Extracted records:
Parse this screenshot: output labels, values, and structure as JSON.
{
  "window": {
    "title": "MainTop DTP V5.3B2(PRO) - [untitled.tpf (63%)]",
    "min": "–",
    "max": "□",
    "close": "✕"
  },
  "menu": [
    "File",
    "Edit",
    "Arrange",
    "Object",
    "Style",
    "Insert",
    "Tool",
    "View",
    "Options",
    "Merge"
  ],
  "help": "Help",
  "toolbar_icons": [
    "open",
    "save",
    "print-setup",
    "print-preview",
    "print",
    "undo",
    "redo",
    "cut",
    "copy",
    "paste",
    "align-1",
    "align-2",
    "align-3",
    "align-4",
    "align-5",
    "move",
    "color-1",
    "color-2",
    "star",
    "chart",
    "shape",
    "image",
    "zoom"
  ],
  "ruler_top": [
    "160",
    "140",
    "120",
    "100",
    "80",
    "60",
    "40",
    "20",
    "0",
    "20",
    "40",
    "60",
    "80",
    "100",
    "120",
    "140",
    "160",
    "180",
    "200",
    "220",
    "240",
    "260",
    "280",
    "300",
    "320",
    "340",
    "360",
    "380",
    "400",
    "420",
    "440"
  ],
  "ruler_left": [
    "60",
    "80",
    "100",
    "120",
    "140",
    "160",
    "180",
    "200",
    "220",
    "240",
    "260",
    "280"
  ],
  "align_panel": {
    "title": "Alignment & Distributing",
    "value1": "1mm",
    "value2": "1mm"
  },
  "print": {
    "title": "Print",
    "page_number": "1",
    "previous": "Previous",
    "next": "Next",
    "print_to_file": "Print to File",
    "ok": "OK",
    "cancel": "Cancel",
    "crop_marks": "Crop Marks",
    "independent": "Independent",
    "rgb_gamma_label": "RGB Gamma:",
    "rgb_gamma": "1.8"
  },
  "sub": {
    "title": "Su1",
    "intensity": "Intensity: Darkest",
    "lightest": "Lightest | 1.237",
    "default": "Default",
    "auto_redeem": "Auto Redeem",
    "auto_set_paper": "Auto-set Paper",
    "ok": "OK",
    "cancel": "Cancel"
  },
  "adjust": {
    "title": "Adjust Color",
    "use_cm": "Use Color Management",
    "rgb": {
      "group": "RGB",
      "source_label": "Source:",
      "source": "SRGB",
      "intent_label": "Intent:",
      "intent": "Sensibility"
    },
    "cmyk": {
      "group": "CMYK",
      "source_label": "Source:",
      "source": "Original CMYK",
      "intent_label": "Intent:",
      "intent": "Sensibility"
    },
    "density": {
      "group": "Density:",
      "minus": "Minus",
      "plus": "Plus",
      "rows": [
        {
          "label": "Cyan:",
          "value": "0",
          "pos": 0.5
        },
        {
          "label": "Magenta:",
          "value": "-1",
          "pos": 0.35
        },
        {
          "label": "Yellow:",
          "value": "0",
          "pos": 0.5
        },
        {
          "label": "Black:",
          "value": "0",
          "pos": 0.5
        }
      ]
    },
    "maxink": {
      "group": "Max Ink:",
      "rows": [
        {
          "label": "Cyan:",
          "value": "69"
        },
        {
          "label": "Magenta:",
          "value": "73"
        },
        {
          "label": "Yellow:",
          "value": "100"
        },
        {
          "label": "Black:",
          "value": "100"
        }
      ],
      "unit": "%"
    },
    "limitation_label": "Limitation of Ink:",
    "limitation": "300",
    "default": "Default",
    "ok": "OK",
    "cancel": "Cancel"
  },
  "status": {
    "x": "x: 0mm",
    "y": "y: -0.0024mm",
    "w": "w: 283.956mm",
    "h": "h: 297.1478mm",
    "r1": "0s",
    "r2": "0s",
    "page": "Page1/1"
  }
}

* AIM OF THE TASK
Set down the entries above again, word for word.

* COMPLETED TASK
Parse this screenshot: output labels, values, and structure as JSON.
{
  "window": {
    "title": "MainTop DTP V5.3B2(PRO) - [untitled.tpf (63%)]",
    "min": "–",
    "max": "□",
    "close": "✕"
  },
  "menu": [
    "File",
    "Edit",
    "Arrange",
    "Object",
    "Style",
    "Insert",
    "Tool",
    "View",
    "Options",
    "Merge"
  ],
  "help": "Help",
  "toolbar_icons": [
    "open",
    "save",
    "print-setup",
    "print-preview",
    "print",
    "undo",
    "redo",
    "cut",
    "copy",
    "paste",
    "align-1",
    "align-2",
    "align-3",
    "align-4",
    "align-5",
    "move",
    "color-1",
    "color-2",
    "star",
    "chart",
    "shape",
    "image",
    "zoom"
  ],
  "ruler_top": [
    "160",
    "140",
    "120",
    "100",
    "80",
    "60",
    "40",
    "20",
    "0",
    "20",
    "40",
    "60",
    "80",
    "100",
    "120",
    "140",
    "160",
    "180",
    "200",
    "220",
    "240",
    "260",
    "280",
    "300",
    "320",
    "340",
    "360",
    "380",
    "400",
    "420",
    "440"
  ],
  "ruler_left": [
    "60",
    "80",
    "100",
    "120",
    "140",
    "160",
    "180",
    "200",
    "220",
    "240",
    "260",
    "280"
  ],
  "align_panel": {
    "title": "Alignment & Distributing",
    "value1": "1mm",
    "value2": "1mm"
  },
  "print": {
    "title": "Print",
    "page_number": "1",
    "previous": "Previous",
    "next": "Next",
    "print_to_file": "Print to File",
    "ok": "OK",
    "cancel": "Cancel",
    "crop_marks": "Crop Marks",
    "independent": "Independent",
    "rgb_gamma_label": "RGB Gamma:",
    "rgb_gamma": "1.8"
  },
  "sub": {
    "title": "Su1",
    "intensity": "Intensity: Darkest",
    "lightest": "Lightest | 1.237",
    "default": "Default",
    "auto_redeem": "Auto Redeem",
    "auto_set_paper": "Auto-set Paper",
    "ok": "OK",
    "cancel": "Cancel"
  },
  "adjust": {
    "title": "Adjust Color",
    "use_cm": "Use Color Management",
    "rgb": {
      "group": "RGB",
      "source_label": "Source:",
      "source": "SRGB",
      "intent_label": "Intent:",
      "intent": "Sensibility"
    },
    "cmyk": {
      "group": "CMYK",
      "source_label": "Source:",
      "source": "Original CMYK",
      "intent_label": "Intent:",
      "intent": "Sensibility"
    },
    "density": {
      "group": "Density:",
      "minus": "Minus",
      "plus": "Plus",
      "rows": [
        {
          "label": "Cyan:",
          "value": "0",
          "pos": 0.5
        },
        {
          "label": "Magenta:",
          "value": "-1",
          "pos": 0.35
        },
        {
          "label": "Yellow:",
          "value": "0",
          "pos": 0.5
        },
        {
          "label": "Black:",
          "value": "0",
          "pos": 0.5
        }
      ]
    },
    "maxink": {
      "group": "Max Ink:",
      "rows": [
        {
          "label": "Cyan:",
          "value": "69"
        },
        {
          "label": "Magenta:",
          "value": "73"
        },
        {
          "label": "Yellow:",
          "value": "100"
        },
        {
          "label": "Black:",
          "value": "100"
        }
      ],
      "unit": "%"
    },
    "limitation_label": "Limitation of Ink:",
    "limitation": "300",
    "default": "Default",
    "ok": "OK",
    "cancel": "Cancel"
  },
  "status": {
    "x": "x: 0mm",
    "y": "y: -0.0024mm",
    "w": "w: 283.956mm",
    "h": "h: 297.1478mm",
    "r1": "0s",
    "r2": "0s",
    "page": "Page1/1"
  }
}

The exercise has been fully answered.